### WHAT YOU HAVE TO DO
Tally up the lines below that include the word "color". Answer with the number alone.

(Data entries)

begin

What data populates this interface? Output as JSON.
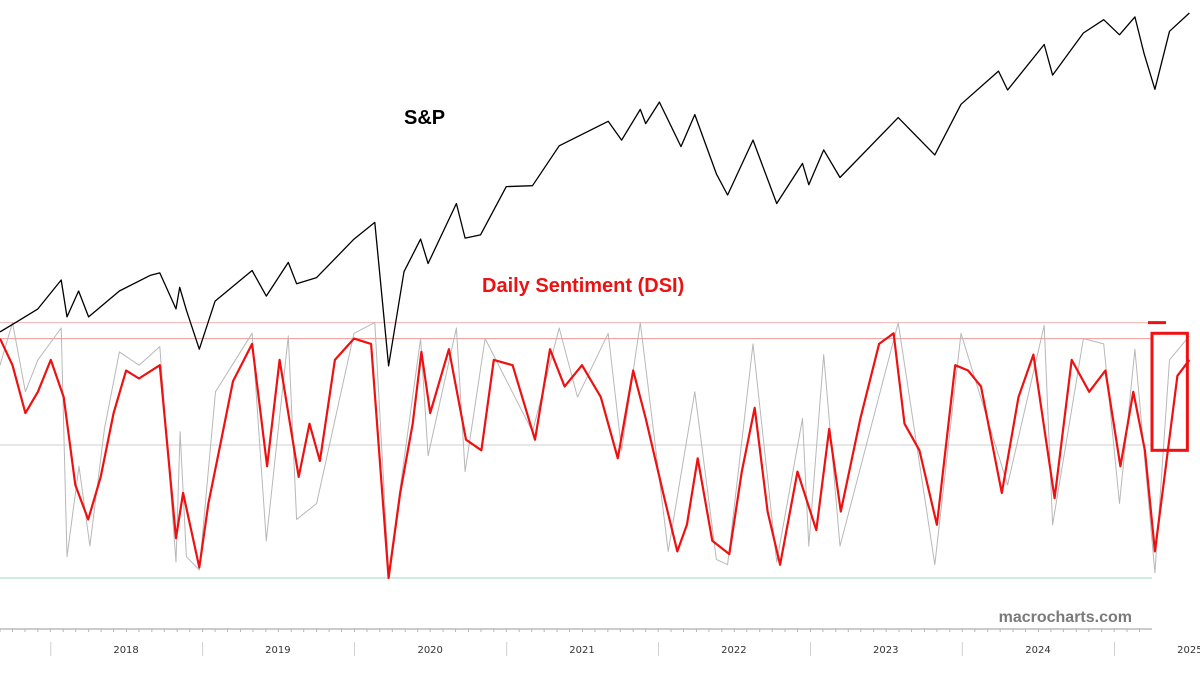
{
  "chart_data": {
    "type": "line",
    "annotations": {
      "sp_label": "S&P",
      "dsi_label": "Daily Sentiment (DSI)",
      "watermark": "macrocharts.com"
    },
    "x_axis": {
      "type": "date",
      "range": [
        "2017-09-01",
        "2025-04-01"
      ],
      "tick_labels": [
        "2018",
        "2019",
        "2020",
        "2021",
        "2022",
        "2023",
        "2024",
        "2025"
      ]
    },
    "series": [
      {
        "key": "sp",
        "color": "#000000",
        "scale": "log",
        "y_range": [
          2200,
          6300
        ],
        "points": [
          [
            "2017-09-01",
            2470
          ],
          [
            "2017-10-15",
            2550
          ],
          [
            "2017-12-01",
            2640
          ],
          [
            "2018-01-26",
            2870
          ],
          [
            "2018-02-09",
            2580
          ],
          [
            "2018-03-09",
            2780
          ],
          [
            "2018-04-02",
            2580
          ],
          [
            "2018-06-15",
            2780
          ],
          [
            "2018-08-29",
            2910
          ],
          [
            "2018-09-20",
            2930
          ],
          [
            "2018-10-29",
            2640
          ],
          [
            "2018-11-07",
            2810
          ],
          [
            "2018-11-23",
            2630
          ],
          [
            "2018-12-24",
            2350
          ],
          [
            "2019-01-31",
            2700
          ],
          [
            "2019-04-30",
            2950
          ],
          [
            "2019-06-03",
            2740
          ],
          [
            "2019-07-26",
            3020
          ],
          [
            "2019-08-15",
            2840
          ],
          [
            "2019-10-02",
            2890
          ],
          [
            "2019-12-31",
            3230
          ],
          [
            "2020-02-19",
            3390
          ],
          [
            "2020-03-23",
            2240
          ],
          [
            "2020-04-29",
            2940
          ],
          [
            "2020-06-08",
            3230
          ],
          [
            "2020-06-26",
            3010
          ],
          [
            "2020-09-02",
            3580
          ],
          [
            "2020-09-23",
            3240
          ],
          [
            "2020-10-30",
            3270
          ],
          [
            "2020-12-31",
            3760
          ],
          [
            "2021-03-04",
            3770
          ],
          [
            "2021-05-07",
            4230
          ],
          [
            "2021-09-02",
            4540
          ],
          [
            "2021-10-04",
            4300
          ],
          [
            "2021-11-18",
            4700
          ],
          [
            "2021-12-01",
            4510
          ],
          [
            "2022-01-03",
            4800
          ],
          [
            "2022-02-24",
            4220
          ],
          [
            "2022-03-29",
            4630
          ],
          [
            "2022-05-20",
            3900
          ],
          [
            "2022-06-16",
            3670
          ],
          [
            "2022-08-16",
            4300
          ],
          [
            "2022-10-12",
            3580
          ],
          [
            "2022-12-13",
            4020
          ],
          [
            "2022-12-28",
            3780
          ],
          [
            "2023-02-02",
            4180
          ],
          [
            "2023-03-13",
            3860
          ],
          [
            "2023-07-31",
            4590
          ],
          [
            "2023-10-27",
            4120
          ],
          [
            "2023-12-29",
            4770
          ],
          [
            "2024-03-28",
            5250
          ],
          [
            "2024-04-19",
            4970
          ],
          [
            "2024-07-16",
            5670
          ],
          [
            "2024-08-05",
            5190
          ],
          [
            "2024-10-18",
            5860
          ],
          [
            "2024-12-06",
            6090
          ],
          [
            "2025-01-13",
            5830
          ],
          [
            "2025-02-19",
            6140
          ],
          [
            "2025-03-13",
            5520
          ],
          [
            "2025-04-08",
            4980
          ],
          [
            "2025-05-13",
            5890
          ],
          [
            "2025-06-30",
            6210
          ]
        ]
      },
      {
        "key": "dsi_raw",
        "color": "#b8b8b8",
        "scale": "linear",
        "y_range": [
          0,
          100
        ],
        "points": [
          [
            "2017-09-01",
            80
          ],
          [
            "2017-10-01",
            96
          ],
          [
            "2017-11-01",
            70
          ],
          [
            "2017-12-01",
            82
          ],
          [
            "2018-01-26",
            94
          ],
          [
            "2018-02-09",
            8
          ],
          [
            "2018-03-10",
            42
          ],
          [
            "2018-04-05",
            12
          ],
          [
            "2018-05-10",
            56
          ],
          [
            "2018-06-15",
            85
          ],
          [
            "2018-08-01",
            80
          ],
          [
            "2018-09-20",
            87
          ],
          [
            "2018-10-29",
            6
          ],
          [
            "2018-11-08",
            55
          ],
          [
            "2018-11-23",
            8
          ],
          [
            "2018-12-24",
            3
          ],
          [
            "2019-02-01",
            70
          ],
          [
            "2019-04-30",
            92
          ],
          [
            "2019-06-03",
            14
          ],
          [
            "2019-07-26",
            91
          ],
          [
            "2019-08-15",
            22
          ],
          [
            "2019-10-02",
            28
          ],
          [
            "2019-12-31",
            92
          ],
          [
            "2020-02-19",
            96
          ],
          [
            "2020-03-23",
            2
          ],
          [
            "2020-06-08",
            90
          ],
          [
            "2020-06-26",
            46
          ],
          [
            "2020-09-02",
            94
          ],
          [
            "2020-09-23",
            40
          ],
          [
            "2020-11-10",
            90
          ],
          [
            "2021-03-04",
            55
          ],
          [
            "2021-05-07",
            94
          ],
          [
            "2021-06-20",
            68
          ],
          [
            "2021-09-02",
            92
          ],
          [
            "2021-10-04",
            48
          ],
          [
            "2021-11-18",
            96
          ],
          [
            "2022-01-24",
            10
          ],
          [
            "2022-03-29",
            70
          ],
          [
            "2022-05-20",
            7
          ],
          [
            "2022-06-16",
            5
          ],
          [
            "2022-08-16",
            88
          ],
          [
            "2022-10-12",
            6
          ],
          [
            "2022-12-13",
            60
          ],
          [
            "2022-12-28",
            12
          ],
          [
            "2023-02-02",
            84
          ],
          [
            "2023-03-13",
            12
          ],
          [
            "2023-07-31",
            96
          ],
          [
            "2023-10-27",
            5
          ],
          [
            "2023-12-29",
            92
          ],
          [
            "2024-04-19",
            35
          ],
          [
            "2024-07-16",
            95
          ],
          [
            "2024-08-05",
            20
          ],
          [
            "2024-10-18",
            90
          ],
          [
            "2024-12-06",
            88
          ],
          [
            "2025-01-13",
            28
          ],
          [
            "2025-02-19",
            86
          ],
          [
            "2025-04-08",
            2
          ],
          [
            "2025-05-13",
            82
          ],
          [
            "2025-06-30",
            91
          ]
        ]
      },
      {
        "key": "dsi_smoothed",
        "color": "#ee1111",
        "scale": "linear",
        "y_range": [
          0,
          100
        ],
        "points": [
          [
            "2017-09-01",
            90
          ],
          [
            "2017-10-01",
            80
          ],
          [
            "2017-11-01",
            62
          ],
          [
            "2017-12-01",
            70
          ],
          [
            "2018-01-01",
            82
          ],
          [
            "2018-02-01",
            68
          ],
          [
            "2018-03-01",
            35
          ],
          [
            "2018-04-01",
            22
          ],
          [
            "2018-05-01",
            38
          ],
          [
            "2018-06-01",
            62
          ],
          [
            "2018-07-01",
            78
          ],
          [
            "2018-08-01",
            75
          ],
          [
            "2018-09-20",
            80
          ],
          [
            "2018-10-29",
            15
          ],
          [
            "2018-11-15",
            32
          ],
          [
            "2018-12-24",
            4
          ],
          [
            "2019-01-15",
            28
          ],
          [
            "2019-02-15",
            52
          ],
          [
            "2019-03-15",
            74
          ],
          [
            "2019-04-30",
            88
          ],
          [
            "2019-06-05",
            42
          ],
          [
            "2019-07-05",
            82
          ],
          [
            "2019-08-20",
            38
          ],
          [
            "2019-09-15",
            58
          ],
          [
            "2019-10-10",
            44
          ],
          [
            "2019-11-15",
            82
          ],
          [
            "2019-12-31",
            90
          ],
          [
            "2020-02-10",
            88
          ],
          [
            "2020-03-23",
            0
          ],
          [
            "2020-04-20",
            32
          ],
          [
            "2020-05-20",
            58
          ],
          [
            "2020-06-10",
            85
          ],
          [
            "2020-07-01",
            62
          ],
          [
            "2020-08-15",
            86
          ],
          [
            "2020-09-25",
            52
          ],
          [
            "2020-11-01",
            48
          ],
          [
            "2020-12-01",
            82
          ],
          [
            "2021-01-15",
            80
          ],
          [
            "2021-03-10",
            52
          ],
          [
            "2021-04-15",
            86
          ],
          [
            "2021-05-20",
            72
          ],
          [
            "2021-07-01",
            80
          ],
          [
            "2021-08-15",
            68
          ],
          [
            "2021-09-25",
            45
          ],
          [
            "2021-11-01",
            78
          ],
          [
            "2021-12-01",
            60
          ],
          [
            "2022-01-15",
            30
          ],
          [
            "2022-02-15",
            10
          ],
          [
            "2022-03-10",
            20
          ],
          [
            "2022-04-05",
            45
          ],
          [
            "2022-05-10",
            14
          ],
          [
            "2022-06-20",
            9
          ],
          [
            "2022-07-20",
            40
          ],
          [
            "2022-08-20",
            64
          ],
          [
            "2022-09-20",
            25
          ],
          [
            "2022-10-20",
            5
          ],
          [
            "2022-12-01",
            40
          ],
          [
            "2023-01-15",
            18
          ],
          [
            "2023-02-15",
            56
          ],
          [
            "2023-03-15",
            25
          ],
          [
            "2023-05-01",
            60
          ],
          [
            "2023-06-15",
            88
          ],
          [
            "2023-07-20",
            92
          ],
          [
            "2023-08-15",
            58
          ],
          [
            "2023-09-20",
            48
          ],
          [
            "2023-11-01",
            20
          ],
          [
            "2023-12-15",
            80
          ],
          [
            "2024-01-15",
            78
          ],
          [
            "2024-02-15",
            72
          ],
          [
            "2024-04-05",
            32
          ],
          [
            "2024-05-15",
            68
          ],
          [
            "2024-06-20",
            84
          ],
          [
            "2024-08-10",
            30
          ],
          [
            "2024-09-20",
            82
          ],
          [
            "2024-11-01",
            70
          ],
          [
            "2024-12-10",
            78
          ],
          [
            "2025-01-15",
            42
          ],
          [
            "2025-02-15",
            70
          ],
          [
            "2025-03-15",
            48
          ],
          [
            "2025-04-08",
            10
          ],
          [
            "2025-05-01",
            38
          ],
          [
            "2025-06-01",
            76
          ],
          [
            "2025-06-30",
            82
          ]
        ]
      }
    ],
    "reference_lines": [
      {
        "key": "dsi_extreme_high",
        "value": 96,
        "color": "#f3b3b3"
      },
      {
        "key": "dsi_high",
        "value": 90,
        "color": "#ef9a9a"
      },
      {
        "key": "dsi_mid",
        "value": 50,
        "color": "#cfcfcf"
      },
      {
        "key": "dsi_low",
        "value": 0,
        "color": "#9fd8cf"
      }
    ],
    "highlight": {
      "marker_line_value": 96,
      "box_range": [
        "2025-04-01",
        "2025-06-25"
      ],
      "box_y": [
        48,
        92
      ],
      "color": "#ee1111"
    },
    "grid": false,
    "legend": "none"
  }
}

end

### RESPONSE TO THIS EXERCISE
8